- [TASK INSTRUCTIONS] Reproduce the listing below word for word, with no pictures.

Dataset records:
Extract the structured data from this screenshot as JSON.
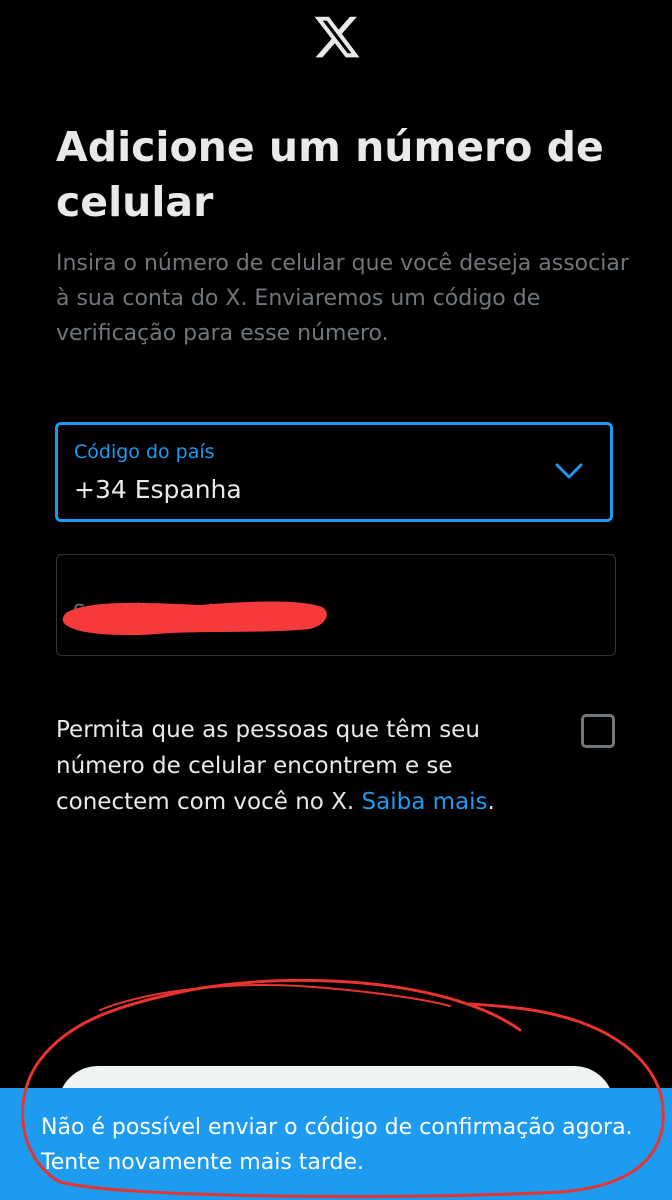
{
  "header": {
    "logo_icon": "x-logo-icon"
  },
  "page": {
    "title": "Adicione um número de celular",
    "subtitle": "Insira o número de celular que você deseja associar à sua conta do X. Enviaremos um código de verificação para esse número."
  },
  "country_select": {
    "label": "Código do país",
    "value": "+34 Espanha",
    "icon": "chevron-down-icon"
  },
  "phone_input": {
    "placeholder": "Seu número de celular"
  },
  "discoverability": {
    "text": "Permita que as pessoas que têm seu número de celular encontrem e se conectem com você no X.",
    "link": "Saiba mais",
    "checked": false
  },
  "toast": {
    "message": "Não é possível enviar o código de confirmação agora. Tente novamente mais tarde."
  },
  "colors": {
    "background": "#000000",
    "accent": "#1d9bf0",
    "text_primary": "#e7e9ea",
    "text_secondary": "#71767b",
    "redaction": "#f43a3a",
    "annotation": "#e8332f"
  }
}
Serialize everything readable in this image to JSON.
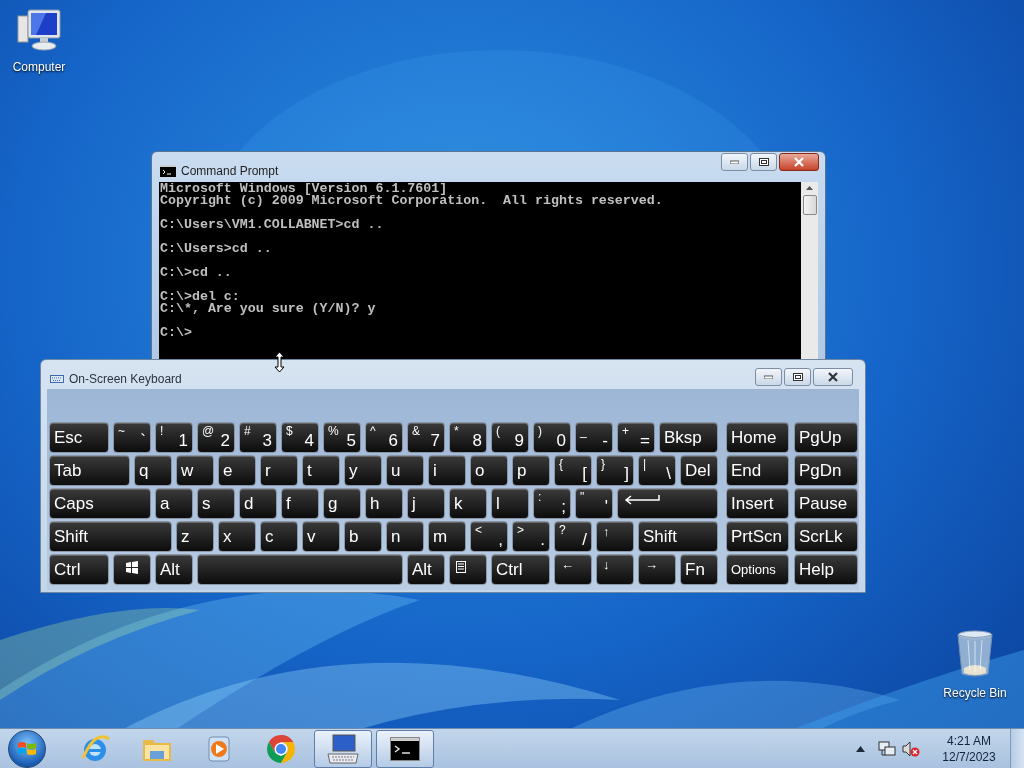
{
  "desktop_icons": [
    {
      "label": "Computer",
      "kind": "computer"
    },
    {
      "label": "Recycle Bin",
      "kind": "recycle"
    }
  ],
  "command_prompt": {
    "title": "Command Prompt",
    "output_blocks": [
      [
        "Microsoft Windows [Version 6.1.7601]",
        "Copyright (c) 2009 Microsoft Corporation.  All rights reserved."
      ],
      [
        "C:\\Users\\VM1.COLLABNET>cd .."
      ],
      [
        "C:\\Users>cd .."
      ],
      [
        "C:\\>cd .."
      ],
      [
        "C:\\>del c:",
        "C:\\*, Are you sure (Y/N)? y"
      ],
      [
        "C:\\>"
      ]
    ]
  },
  "on_screen_keyboard": {
    "title": "On-Screen Keyboard",
    "main_rows": [
      [
        {
          "kind": "word",
          "label": "Esc"
        },
        {
          "kind": "char",
          "shift": "~",
          "label": "`"
        },
        {
          "kind": "char",
          "shift": "!",
          "label": "1"
        },
        {
          "kind": "char",
          "shift": "@",
          "label": "2"
        },
        {
          "kind": "char",
          "shift": "#",
          "label": "3"
        },
        {
          "kind": "char",
          "shift": "$",
          "label": "4"
        },
        {
          "kind": "char",
          "shift": "%",
          "label": "5"
        },
        {
          "kind": "char",
          "shift": "^",
          "label": "6"
        },
        {
          "kind": "char",
          "shift": "&",
          "label": "7"
        },
        {
          "kind": "char",
          "shift": "*",
          "label": "8"
        },
        {
          "kind": "char",
          "shift": "(",
          "label": "9"
        },
        {
          "kind": "char",
          "shift": ")",
          "label": "0"
        },
        {
          "kind": "char",
          "shift": "_",
          "label": "-"
        },
        {
          "kind": "char",
          "shift": "+",
          "label": "="
        },
        {
          "kind": "word",
          "label": "Bksp"
        }
      ],
      [
        {
          "kind": "word",
          "label": "Tab"
        },
        {
          "kind": "word",
          "label": "q"
        },
        {
          "kind": "word",
          "label": "w"
        },
        {
          "kind": "word",
          "label": "e"
        },
        {
          "kind": "word",
          "label": "r"
        },
        {
          "kind": "word",
          "label": "t"
        },
        {
          "kind": "word",
          "label": "y"
        },
        {
          "kind": "word",
          "label": "u"
        },
        {
          "kind": "word",
          "label": "i"
        },
        {
          "kind": "word",
          "label": "o"
        },
        {
          "kind": "word",
          "label": "p"
        },
        {
          "kind": "char",
          "shift": "{",
          "label": "["
        },
        {
          "kind": "char",
          "shift": "}",
          "label": "]"
        },
        {
          "kind": "char",
          "shift": "|",
          "label": "\\"
        },
        {
          "kind": "word",
          "label": "Del"
        }
      ],
      [
        {
          "kind": "word",
          "label": "Caps"
        },
        {
          "kind": "word",
          "label": "a"
        },
        {
          "kind": "word",
          "label": "s"
        },
        {
          "kind": "word",
          "label": "d"
        },
        {
          "kind": "word",
          "label": "f"
        },
        {
          "kind": "word",
          "label": "g"
        },
        {
          "kind": "word",
          "label": "h"
        },
        {
          "kind": "word",
          "label": "j"
        },
        {
          "kind": "word",
          "label": "k"
        },
        {
          "kind": "word",
          "label": "l"
        },
        {
          "kind": "char",
          "shift": ":",
          "label": ";"
        },
        {
          "kind": "char",
          "shift": "\"",
          "label": "'"
        },
        {
          "kind": "enter"
        }
      ],
      [
        {
          "kind": "word",
          "label": "Shift"
        },
        {
          "kind": "word",
          "label": "z"
        },
        {
          "kind": "word",
          "label": "x"
        },
        {
          "kind": "word",
          "label": "c"
        },
        {
          "kind": "word",
          "label": "v"
        },
        {
          "kind": "word",
          "label": "b"
        },
        {
          "kind": "word",
          "label": "n"
        },
        {
          "kind": "word",
          "label": "m"
        },
        {
          "kind": "char",
          "shift": "<",
          "label": ","
        },
        {
          "kind": "char",
          "shift": ">",
          "label": "."
        },
        {
          "kind": "char",
          "shift": "?",
          "label": "/"
        },
        {
          "kind": "arrow",
          "label": "↑"
        },
        {
          "kind": "word",
          "label": "Shift"
        }
      ],
      [
        {
          "kind": "word",
          "label": "Ctrl"
        },
        {
          "kind": "windows"
        },
        {
          "kind": "word",
          "label": "Alt"
        },
        {
          "kind": "space"
        },
        {
          "kind": "word",
          "label": "Alt"
        },
        {
          "kind": "menu"
        },
        {
          "kind": "word",
          "label": "Ctrl"
        },
        {
          "kind": "arrow",
          "label": "←"
        },
        {
          "kind": "arrow",
          "label": "↓"
        },
        {
          "kind": "arrow",
          "label": "→"
        },
        {
          "kind": "word",
          "label": "Fn"
        }
      ]
    ],
    "side_rows": [
      [
        {
          "kind": "word",
          "label": "Home"
        },
        {
          "kind": "word",
          "label": "PgUp"
        }
      ],
      [
        {
          "kind": "word",
          "label": "End"
        },
        {
          "kind": "word",
          "label": "PgDn"
        }
      ],
      [
        {
          "kind": "word",
          "label": "Insert"
        },
        {
          "kind": "word",
          "label": "Pause"
        }
      ],
      [
        {
          "kind": "word",
          "label": "PrtScn"
        },
        {
          "kind": "word",
          "label": "ScrLk"
        }
      ],
      [
        {
          "kind": "small",
          "label": "Options"
        },
        {
          "kind": "word",
          "label": "Help"
        }
      ]
    ]
  },
  "taskbar": {
    "items": [
      {
        "kind": "ie",
        "running": false
      },
      {
        "kind": "explorer",
        "running": false
      },
      {
        "kind": "media",
        "running": false
      },
      {
        "kind": "chrome",
        "running": false
      },
      {
        "kind": "keyboard",
        "running": true
      },
      {
        "kind": "cmd",
        "running": true
      }
    ],
    "clock": {
      "time": "4:21 AM",
      "date": "12/7/2023"
    }
  }
}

- [REPLY TO THE EXERCISE]
Extract the structured data from this screenshot as JSON.
{
  "header": {
    "logo_icon": "x-logo-icon"
  },
  "page": {
    "title": "Adicione um número de celular",
    "subtitle": "Insira o número de celular que você deseja associar à sua conta do X. Enviaremos um código de verificação para esse número."
  },
  "country_select": {
    "label": "Código do país",
    "value": "+34 Espanha",
    "icon": "chevron-down-icon"
  },
  "phone_input": {
    "placeholder": "Seu número de celular"
  },
  "discoverability": {
    "text": "Permita que as pessoas que têm seu número de celular encontrem e se conectem com você no X.",
    "link": "Saiba mais",
    "checked": false
  },
  "toast": {
    "message": "Não é possível enviar o código de confirmação agora. Tente novamente mais tarde."
  },
  "colors": {
    "background": "#000000",
    "accent": "#1d9bf0",
    "text_primary": "#e7e9ea",
    "text_secondary": "#71767b",
    "redaction": "#f43a3a",
    "annotation": "#e8332f"
  }
}
Serialize everything readable in this image to JSON.
{
  "desktop_icons": [
    {
      "label": "Computer",
      "kind": "computer"
    },
    {
      "label": "Recycle Bin",
      "kind": "recycle"
    }
  ],
  "command_prompt": {
    "title": "Command Prompt",
    "output_blocks": [
      [
        "Microsoft Windows [Version 6.1.7601]",
        "Copyright (c) 2009 Microsoft Corporation.  All rights reserved."
      ],
      [
        "C:\\Users\\VM1.COLLABNET>cd .."
      ],
      [
        "C:\\Users>cd .."
      ],
      [
        "C:\\>cd .."
      ],
      [
        "C:\\>del c:",
        "C:\\*, Are you sure (Y/N)? y"
      ],
      [
        "C:\\>"
      ]
    ]
  },
  "on_screen_keyboard": {
    "title": "On-Screen Keyboard",
    "main_rows": [
      [
        {
          "kind": "word",
          "label": "Esc"
        },
        {
          "kind": "char",
          "shift": "~",
          "label": "`"
        },
        {
          "kind": "char",
          "shift": "!",
          "label": "1"
        },
        {
          "kind": "char",
          "shift": "@",
          "label": "2"
        },
        {
          "kind": "char",
          "shift": "#",
          "label": "3"
        },
        {
          "kind": "char",
          "shift": "$",
          "label": "4"
        },
        {
          "kind": "char",
          "shift": "%",
          "label": "5"
        },
        {
          "kind": "char",
          "shift": "^",
          "label": "6"
        },
        {
          "kind": "char",
          "shift": "&",
          "label": "7"
        },
        {
          "kind": "char",
          "shift": "*",
          "label": "8"
        },
        {
          "kind": "char",
          "shift": "(",
          "label": "9"
        },
        {
          "kind": "char",
          "shift": ")",
          "label": "0"
        },
        {
          "kind": "char",
          "shift": "_",
          "label": "-"
        },
        {
          "kind": "char",
          "shift": "+",
          "label": "="
        },
        {
          "kind": "word",
          "label": "Bksp"
        }
      ],
      [
        {
          "kind": "word",
          "label": "Tab"
        },
        {
          "kind": "word",
          "label": "q"
        },
        {
          "kind": "word",
          "label": "w"
        },
        {
          "kind": "word",
          "label": "e"
        },
        {
          "kind": "word",
          "label": "r"
        },
        {
          "kind": "word",
          "label": "t"
        },
        {
          "kind": "word",
          "label": "y"
        },
        {
          "kind": "word",
          "label": "u"
        },
        {
          "kind": "word",
          "label": "i"
        },
        {
          "kind": "word",
          "label": "o"
        },
        {
          "kind": "word",
          "label": "p"
        },
        {
          "kind": "char",
          "shift": "{",
          "label": "["
        },
        {
          "kind": "char",
          "shift": "}",
          "label": "]"
        },
        {
          "kind": "char",
          "shift": "|",
          "label": "\\"
        },
        {
          "kind": "word",
          "label": "Del"
        }
      ],
      [
        {
          "kind": "word",
          "label": "Caps"
        },
        {
          "kind": "word",
          "label": "a"
        },
        {
          "kind": "word",
          "label": "s"
        },
        {
          "kind": "word",
          "label": "d"
        },
        {
          "kind": "word",
          "label": "f"
        },
        {
          "kind": "word",
          "label": "g"
        },
        {
          "kind": "word",
          "label": "h"
        },
        {
          "kind": "word",
          "label": "j"
        },
        {
          "kind": "word",
          "label": "k"
        },
        {
          "kind": "word",
          "label": "l"
        },
        {
          "kind": "char",
          "shift": ":",
          "label": ";"
        },
        {
          "kind": "char",
          "shift": "\"",
          "label": "'"
        },
        {
          "kind": "enter"
        }
      ],
      [
        {
          "kind": "word",
          "label": "Shift"
        },
        {
          "kind": "word",
          "label": "z"
        },
        {
          "kind": "word",
          "label": "x"
        },
        {
          "kind": "word",
          "label": "c"
        },
        {
          "kind": "word",
          "label": "v"
        },
        {
          "kind": "word",
          "label": "b"
        },
        {
          "kind": "word",
          "label": "n"
        },
        {
          "kind": "word",
          "label": "m"
        },
        {
          "kind": "char",
          "shift": "<",
          "label": ","
        },
        {
          "kind": "char",
          "shift": ">",
          "label": "."
        },
        {
          "kind": "char",
          "shift": "?",
          "label": "/"
        },
        {
          "kind": "arrow",
          "label": "↑"
        },
        {
          "kind": "word",
          "label": "Shift"
        }
      ],
      [
        {
          "kind": "word",
          "label": "Ctrl"
        },
        {
          "kind": "windows"
        },
        {
          "kind": "word",
          "label": "Alt"
        },
        {
          "kind": "space"
        },
        {
          "kind": "word",
          "label": "Alt"
        },
        {
          "kind": "menu"
        },
        {
          "kind": "word",
          "label": "Ctrl"
        },
        {
          "kind": "arrow",
          "label": "←"
        },
        {
          "kind": "arrow",
          "label": "↓"
        },
        {
          "kind": "arrow",
          "label": "→"
        },
        {
          "kind": "word",
          "label": "Fn"
        }
      ]
    ],
    "side_rows": [
      [
        {
          "kind": "word",
          "label": "Home"
        },
        {
          "kind": "word",
          "label": "PgUp"
        }
      ],
      [
        {
          "kind": "word",
          "label": "End"
        },
        {
          "kind": "word",
          "label": "PgDn"
        }
      ],
      [
        {
          "kind": "word",
          "label": "Insert"
        },
        {
          "kind": "word",
          "label": "Pause"
        }
      ],
      [
        {
          "kind": "word",
          "label": "PrtScn"
        },
        {
          "kind": "word",
          "label": "ScrLk"
        }
      ],
      [
        {
          "kind": "small",
          "label": "Options"
        },
        {
          "kind": "word",
          "label": "Help"
        }
      ]
    ]
  },
  "taskbar": {
    "items": [
      {
        "kind": "ie",
        "running": false
      },
      {
        "kind": "explorer",
        "running": false
      },
      {
        "kind": "media",
        "running": false
      },
      {
        "kind": "chrome",
        "running": false
      },
      {
        "kind": "keyboard",
        "running": true
      },
      {
        "kind": "cmd",
        "running": true
      }
    ],
    "clock": {
      "time": "4:21 AM",
      "date": "12/7/2023"
    }
  }
}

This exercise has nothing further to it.